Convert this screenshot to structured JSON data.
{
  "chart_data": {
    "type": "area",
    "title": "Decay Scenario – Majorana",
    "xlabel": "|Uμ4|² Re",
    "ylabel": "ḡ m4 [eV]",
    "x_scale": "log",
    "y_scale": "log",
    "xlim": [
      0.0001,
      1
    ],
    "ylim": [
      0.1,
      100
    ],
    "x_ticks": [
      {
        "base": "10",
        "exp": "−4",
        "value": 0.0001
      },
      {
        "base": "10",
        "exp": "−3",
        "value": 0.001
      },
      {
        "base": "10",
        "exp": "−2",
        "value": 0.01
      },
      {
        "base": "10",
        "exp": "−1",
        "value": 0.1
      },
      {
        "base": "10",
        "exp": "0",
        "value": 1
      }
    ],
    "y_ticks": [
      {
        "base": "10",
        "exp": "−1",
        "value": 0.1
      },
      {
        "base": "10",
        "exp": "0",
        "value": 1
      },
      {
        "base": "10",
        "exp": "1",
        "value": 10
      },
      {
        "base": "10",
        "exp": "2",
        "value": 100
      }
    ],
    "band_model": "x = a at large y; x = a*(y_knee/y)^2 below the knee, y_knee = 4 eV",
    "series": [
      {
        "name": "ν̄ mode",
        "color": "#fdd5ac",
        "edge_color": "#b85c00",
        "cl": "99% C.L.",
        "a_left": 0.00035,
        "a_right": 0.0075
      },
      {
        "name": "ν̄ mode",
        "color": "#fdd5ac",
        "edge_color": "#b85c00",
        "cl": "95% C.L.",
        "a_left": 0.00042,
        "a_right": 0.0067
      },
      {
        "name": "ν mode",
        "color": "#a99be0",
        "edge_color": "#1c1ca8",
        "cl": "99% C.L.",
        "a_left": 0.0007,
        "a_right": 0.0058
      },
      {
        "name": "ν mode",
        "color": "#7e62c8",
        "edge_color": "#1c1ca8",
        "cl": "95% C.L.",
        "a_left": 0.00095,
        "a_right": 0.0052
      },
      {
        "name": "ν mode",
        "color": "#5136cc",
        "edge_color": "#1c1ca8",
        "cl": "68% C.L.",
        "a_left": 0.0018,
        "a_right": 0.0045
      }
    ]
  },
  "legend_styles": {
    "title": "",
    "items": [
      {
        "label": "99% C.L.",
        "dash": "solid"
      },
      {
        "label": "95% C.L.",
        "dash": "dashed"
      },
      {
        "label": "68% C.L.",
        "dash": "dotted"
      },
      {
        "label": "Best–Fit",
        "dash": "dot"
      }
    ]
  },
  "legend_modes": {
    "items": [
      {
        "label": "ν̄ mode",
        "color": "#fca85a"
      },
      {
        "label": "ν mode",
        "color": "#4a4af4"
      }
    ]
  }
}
....................
Answer with one number: how many lines of the entries above include the word "value".

▸ Result for this exercise
9